» Material to process
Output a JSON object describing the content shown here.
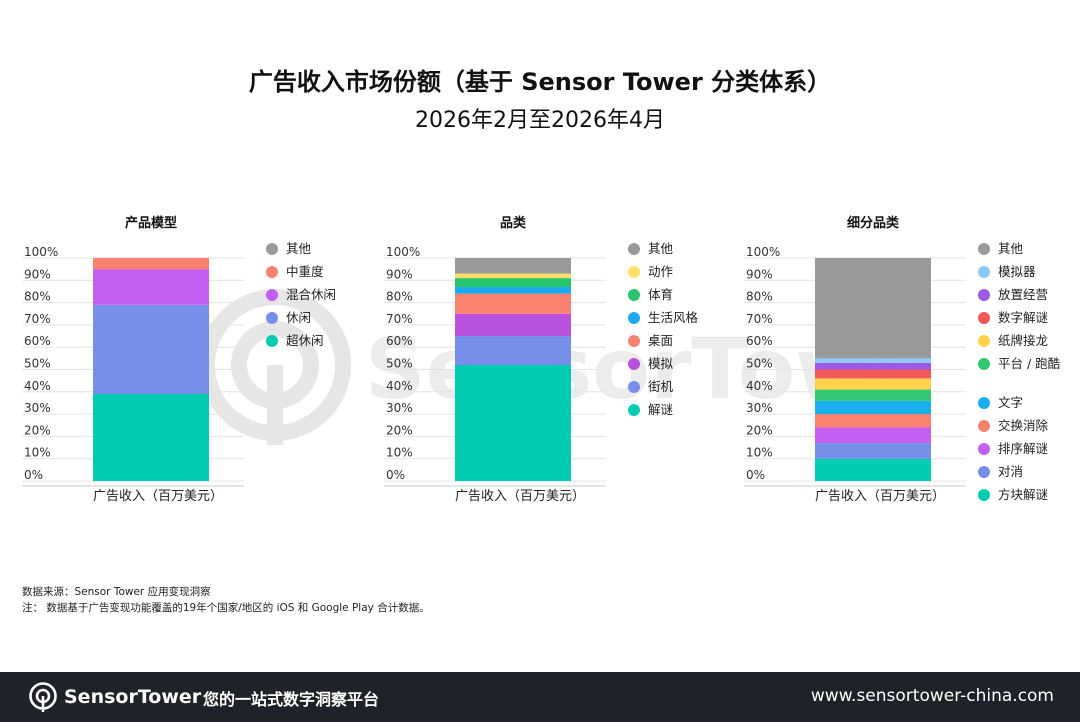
{
  "header": {
    "title": "广告收入市场份额（基于 Sensor Tower 分类体系）",
    "subtitle": "2026年2月至2026年4月"
  },
  "watermark": {
    "text": "SensorTower"
  },
  "colors": {
    "superCasual": "#00ccb2",
    "casual": "#7690ea",
    "hybridCasual": "#c55ef2",
    "midcore": "#fa8070",
    "other": "#999999",
    "puzzle": "#00ccb2",
    "arcade": "#7690ea",
    "simulation": "#b852de",
    "tabletop": "#fa8070",
    "lifestyle": "#1eaaf0",
    "sports": "#28c46e",
    "action": "#ffe066",
    "numberPuzzle": "#f25858",
    "solitaire": "#ffd24d",
    "platformRunner": "#34c772",
    "word": "#1ab0f0",
    "swapMatch": "#fa8070",
    "sortPuzzle": "#c55ef2",
    "match": "#7690ea",
    "idleTycoon": "#9b59e6",
    "simulator": "#8ec8f5",
    "blockPuzzle": "#00ccb2"
  },
  "chart_data": [
    {
      "type": "bar",
      "title": "产品模型",
      "xlabel": "广告收入（百万美元）",
      "ylabel": "",
      "ylim": [
        0,
        100
      ],
      "yticks": [
        "0%",
        "10%",
        "20%",
        "30%",
        "40%",
        "50%",
        "60%",
        "70%",
        "80%",
        "90%",
        "100%"
      ],
      "categories": [
        "广告收入（百万美元）"
      ],
      "series": [
        {
          "name": "超休闲",
          "values": [
            39
          ],
          "color": "#00ccb2"
        },
        {
          "name": "休闲",
          "values": [
            40
          ],
          "color": "#7690ea"
        },
        {
          "name": "混合休闲",
          "values": [
            16
          ],
          "color": "#c55ef2"
        },
        {
          "name": "中重度",
          "values": [
            5
          ],
          "color": "#fa8070"
        },
        {
          "name": "其他",
          "values": [
            0
          ],
          "color": "#999999"
        }
      ]
    },
    {
      "type": "bar",
      "title": "品类",
      "xlabel": "广告收入（百万美元）",
      "ylabel": "",
      "ylim": [
        0,
        100
      ],
      "yticks": [
        "0%",
        "10%",
        "20%",
        "30%",
        "40%",
        "50%",
        "60%",
        "70%",
        "80%",
        "90%",
        "100%"
      ],
      "categories": [
        "广告收入（百万美元）"
      ],
      "series": [
        {
          "name": "解谜",
          "values": [
            52
          ],
          "color": "#00ccb2"
        },
        {
          "name": "街机",
          "values": [
            13
          ],
          "color": "#7690ea"
        },
        {
          "name": "模拟",
          "values": [
            10
          ],
          "color": "#b852de"
        },
        {
          "name": "桌面",
          "values": [
            9
          ],
          "color": "#fa8070"
        },
        {
          "name": "生活风格",
          "values": [
            3
          ],
          "color": "#1eaaf0"
        },
        {
          "name": "体育",
          "values": [
            4
          ],
          "color": "#28c46e"
        },
        {
          "name": "动作",
          "values": [
            2
          ],
          "color": "#ffe066"
        },
        {
          "name": "其他",
          "values": [
            7
          ],
          "color": "#999999"
        }
      ]
    },
    {
      "type": "bar",
      "title": "细分品类",
      "xlabel": "广告收入（百万美元）",
      "ylabel": "",
      "ylim": [
        0,
        100
      ],
      "yticks": [
        "0%",
        "10%",
        "20%",
        "30%",
        "40%",
        "50%",
        "60%",
        "70%",
        "80%",
        "90%",
        "100%"
      ],
      "categories": [
        "广告收入（百万美元）"
      ],
      "series": [
        {
          "name": "方块解谜",
          "values": [
            10
          ],
          "color": "#00ccb2"
        },
        {
          "name": "对消",
          "values": [
            7
          ],
          "color": "#7690ea"
        },
        {
          "name": "排序解谜",
          "values": [
            7
          ],
          "color": "#c55ef2"
        },
        {
          "name": "交换消除",
          "values": [
            6
          ],
          "color": "#fa8070"
        },
        {
          "name": "文字",
          "values": [
            6
          ],
          "color": "#1ab0f0"
        },
        {
          "name": "平台 / 跑酷",
          "values": [
            5
          ],
          "color": "#34c772"
        },
        {
          "name": "纸牌接龙",
          "values": [
            5
          ],
          "color": "#ffd24d"
        },
        {
          "name": "数字解谜",
          "values": [
            4
          ],
          "color": "#f25858"
        },
        {
          "name": "放置经营",
          "values": [
            3
          ],
          "color": "#9b59e6"
        },
        {
          "name": "模拟器",
          "values": [
            2
          ],
          "color": "#8ec8f5"
        },
        {
          "name": "其他",
          "values": [
            45
          ],
          "color": "#999999"
        }
      ]
    }
  ],
  "notes": {
    "source": "数据来源：Sensor Tower 应用变现洞察",
    "note": "注：  数据基于广告变现功能覆盖的19年个国家/地区的 iOS 和 Google Play 合计数据。"
  },
  "footer": {
    "brand": "SensorTower",
    "slogan": "您的一站式数字洞察平台",
    "website": "www.sensortower-china.com"
  }
}
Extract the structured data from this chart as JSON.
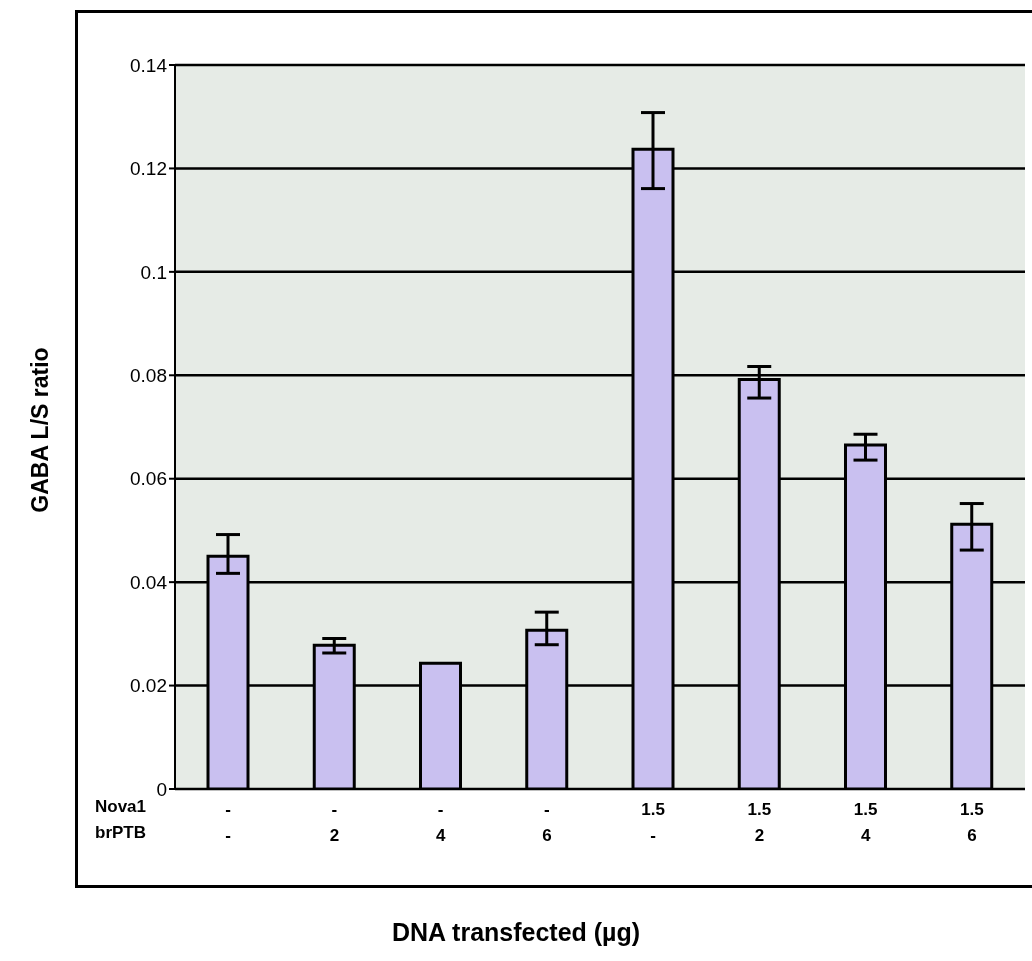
{
  "chart_data": {
    "type": "bar",
    "xlabel": "DNA transfected (µg)",
    "ylabel": "GABA L/S ratio",
    "categories": [
      "-\n-",
      "-\n2",
      "-\n4",
      "-\n6",
      "1.5\n-",
      "1.5\n2",
      "1.5\n4",
      "1.5\n6"
    ],
    "annotations": [
      "Nova1",
      "brPTB"
    ],
    "values": [
      0.045,
      0.0278,
      0.0243,
      0.0307,
      0.1237,
      0.0792,
      0.0665,
      0.0512
    ],
    "errors": [
      [
        0.0417,
        0.0492
      ],
      [
        0.0263,
        0.0291
      ],
      null,
      [
        0.0279,
        0.0342
      ],
      [
        0.1161,
        0.1308
      ],
      [
        0.0756,
        0.0817
      ],
      [
        0.0636,
        0.0686
      ],
      [
        0.0462,
        0.0552
      ]
    ],
    "color": "#c9c0f0",
    "ylim": [
      0,
      0.14
    ],
    "yticks": [
      0,
      0.02,
      0.04,
      0.06,
      0.08,
      0.1,
      0.12,
      0.14
    ],
    "grid": "y"
  }
}
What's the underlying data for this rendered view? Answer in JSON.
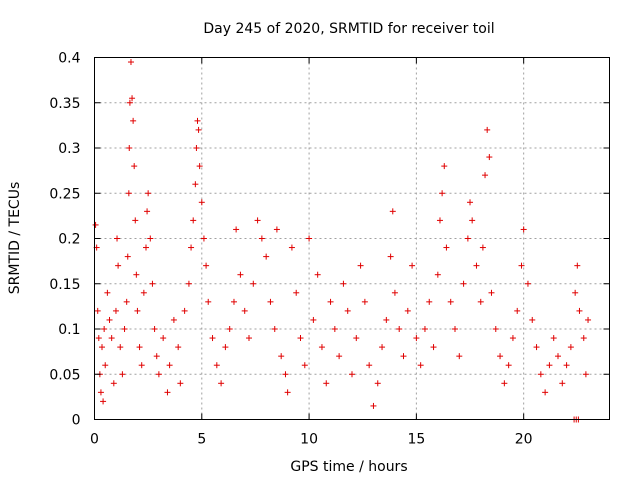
{
  "chart_data": {
    "type": "scatter",
    "title": "Day 245 of 2020, SRMTID for receiver toil",
    "xlabel": "GPS time / hours",
    "ylabel": "SRMTID / TECUs",
    "xlim": [
      0,
      24
    ],
    "ylim": [
      0,
      0.4
    ],
    "x_ticks": [
      0,
      5,
      10,
      15,
      20
    ],
    "x_tick_labels": [
      "0",
      "5",
      "10",
      "15",
      "20"
    ],
    "y_ticks": [
      0,
      0.05,
      0.1,
      0.15,
      0.2,
      0.25,
      0.3,
      0.35,
      0.4
    ],
    "y_tick_labels": [
      "0",
      "0.05",
      "0.1",
      "0.15",
      "0.2",
      "0.25",
      "0.3",
      "0.35",
      "0.4"
    ],
    "grid": true,
    "marker": "+",
    "color": "#e00000",
    "series": [
      {
        "name": "SRMTID",
        "points": [
          [
            0.05,
            0.215
          ],
          [
            0.1,
            0.19
          ],
          [
            0.15,
            0.12
          ],
          [
            0.2,
            0.09
          ],
          [
            0.25,
            0.05
          ],
          [
            0.3,
            0.03
          ],
          [
            0.35,
            0.08
          ],
          [
            0.4,
            0.02
          ],
          [
            0.45,
            0.1
          ],
          [
            0.5,
            0.06
          ],
          [
            0.6,
            0.14
          ],
          [
            0.7,
            0.11
          ],
          [
            0.8,
            0.09
          ],
          [
            0.9,
            0.04
          ],
          [
            1.0,
            0.12
          ],
          [
            1.05,
            0.2
          ],
          [
            1.1,
            0.17
          ],
          [
            1.2,
            0.08
          ],
          [
            1.3,
            0.05
          ],
          [
            1.4,
            0.1
          ],
          [
            1.5,
            0.13
          ],
          [
            1.55,
            0.18
          ],
          [
            1.6,
            0.25
          ],
          [
            1.62,
            0.3
          ],
          [
            1.65,
            0.35
          ],
          [
            1.7,
            0.395
          ],
          [
            1.75,
            0.355
          ],
          [
            1.8,
            0.33
          ],
          [
            1.85,
            0.28
          ],
          [
            1.9,
            0.22
          ],
          [
            1.95,
            0.16
          ],
          [
            2.0,
            0.12
          ],
          [
            2.1,
            0.08
          ],
          [
            2.2,
            0.06
          ],
          [
            2.3,
            0.14
          ],
          [
            2.4,
            0.19
          ],
          [
            2.45,
            0.23
          ],
          [
            2.5,
            0.25
          ],
          [
            2.6,
            0.2
          ],
          [
            2.7,
            0.15
          ],
          [
            2.8,
            0.1
          ],
          [
            2.9,
            0.07
          ],
          [
            3.0,
            0.05
          ],
          [
            3.2,
            0.09
          ],
          [
            3.4,
            0.03
          ],
          [
            3.5,
            0.06
          ],
          [
            3.7,
            0.11
          ],
          [
            3.9,
            0.08
          ],
          [
            4.0,
            0.04
          ],
          [
            4.2,
            0.12
          ],
          [
            4.4,
            0.15
          ],
          [
            4.5,
            0.19
          ],
          [
            4.6,
            0.22
          ],
          [
            4.7,
            0.26
          ],
          [
            4.75,
            0.3
          ],
          [
            4.8,
            0.33
          ],
          [
            4.85,
            0.32
          ],
          [
            4.9,
            0.28
          ],
          [
            5.0,
            0.24
          ],
          [
            5.1,
            0.2
          ],
          [
            5.2,
            0.17
          ],
          [
            5.3,
            0.13
          ],
          [
            5.5,
            0.09
          ],
          [
            5.7,
            0.06
          ],
          [
            5.9,
            0.04
          ],
          [
            6.1,
            0.08
          ],
          [
            6.3,
            0.1
          ],
          [
            6.5,
            0.13
          ],
          [
            6.6,
            0.21
          ],
          [
            6.8,
            0.16
          ],
          [
            7.0,
            0.12
          ],
          [
            7.2,
            0.09
          ],
          [
            7.4,
            0.15
          ],
          [
            7.6,
            0.22
          ],
          [
            7.8,
            0.2
          ],
          [
            8.0,
            0.18
          ],
          [
            8.2,
            0.13
          ],
          [
            8.4,
            0.1
          ],
          [
            8.5,
            0.21
          ],
          [
            8.7,
            0.07
          ],
          [
            8.9,
            0.05
          ],
          [
            9.0,
            0.03
          ],
          [
            9.2,
            0.19
          ],
          [
            9.4,
            0.14
          ],
          [
            9.6,
            0.09
          ],
          [
            9.8,
            0.06
          ],
          [
            10.0,
            0.2
          ],
          [
            10.2,
            0.11
          ],
          [
            10.4,
            0.16
          ],
          [
            10.6,
            0.08
          ],
          [
            10.8,
            0.04
          ],
          [
            11.0,
            0.13
          ],
          [
            11.2,
            0.1
          ],
          [
            11.4,
            0.07
          ],
          [
            11.6,
            0.15
          ],
          [
            11.8,
            0.12
          ],
          [
            12.0,
            0.05
          ],
          [
            12.2,
            0.09
          ],
          [
            12.4,
            0.17
          ],
          [
            12.6,
            0.13
          ],
          [
            12.8,
            0.06
          ],
          [
            13.0,
            0.015
          ],
          [
            13.2,
            0.04
          ],
          [
            13.4,
            0.08
          ],
          [
            13.6,
            0.11
          ],
          [
            13.8,
            0.18
          ],
          [
            13.9,
            0.23
          ],
          [
            14.0,
            0.14
          ],
          [
            14.2,
            0.1
          ],
          [
            14.4,
            0.07
          ],
          [
            14.6,
            0.12
          ],
          [
            14.8,
            0.17
          ],
          [
            15.0,
            0.09
          ],
          [
            15.2,
            0.06
          ],
          [
            15.4,
            0.1
          ],
          [
            15.6,
            0.13
          ],
          [
            15.8,
            0.08
          ],
          [
            16.0,
            0.16
          ],
          [
            16.1,
            0.22
          ],
          [
            16.2,
            0.25
          ],
          [
            16.3,
            0.28
          ],
          [
            16.4,
            0.19
          ],
          [
            16.6,
            0.13
          ],
          [
            16.8,
            0.1
          ],
          [
            17.0,
            0.07
          ],
          [
            17.2,
            0.15
          ],
          [
            17.4,
            0.2
          ],
          [
            17.5,
            0.24
          ],
          [
            17.6,
            0.22
          ],
          [
            17.8,
            0.17
          ],
          [
            18.0,
            0.13
          ],
          [
            18.1,
            0.19
          ],
          [
            18.2,
            0.27
          ],
          [
            18.3,
            0.32
          ],
          [
            18.4,
            0.29
          ],
          [
            18.5,
            0.14
          ],
          [
            18.7,
            0.1
          ],
          [
            18.9,
            0.07
          ],
          [
            19.1,
            0.04
          ],
          [
            19.3,
            0.06
          ],
          [
            19.5,
            0.09
          ],
          [
            19.7,
            0.12
          ],
          [
            19.9,
            0.17
          ],
          [
            20.0,
            0.21
          ],
          [
            20.2,
            0.15
          ],
          [
            20.4,
            0.11
          ],
          [
            20.6,
            0.08
          ],
          [
            20.8,
            0.05
          ],
          [
            21.0,
            0.03
          ],
          [
            21.2,
            0.06
          ],
          [
            21.4,
            0.09
          ],
          [
            21.6,
            0.07
          ],
          [
            21.8,
            0.04
          ],
          [
            22.0,
            0.06
          ],
          [
            22.2,
            0.08
          ],
          [
            22.4,
            0.14
          ],
          [
            22.5,
            0.17
          ],
          [
            22.6,
            0.12
          ],
          [
            22.8,
            0.09
          ],
          [
            22.9,
            0.05
          ],
          [
            23.0,
            0.11
          ],
          [
            22.35,
            0.0
          ],
          [
            22.45,
            0.0
          ],
          [
            22.55,
            0.0
          ]
        ]
      }
    ]
  }
}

» Exercise
Wherever the word "JSON" occurs in a line of the listing, copy that line.

» Full response
Output a JSON object describing the content shown here.
Extract the structured data from this chart as JSON.
What's the underlying data for this rendered view? Answer in JSON.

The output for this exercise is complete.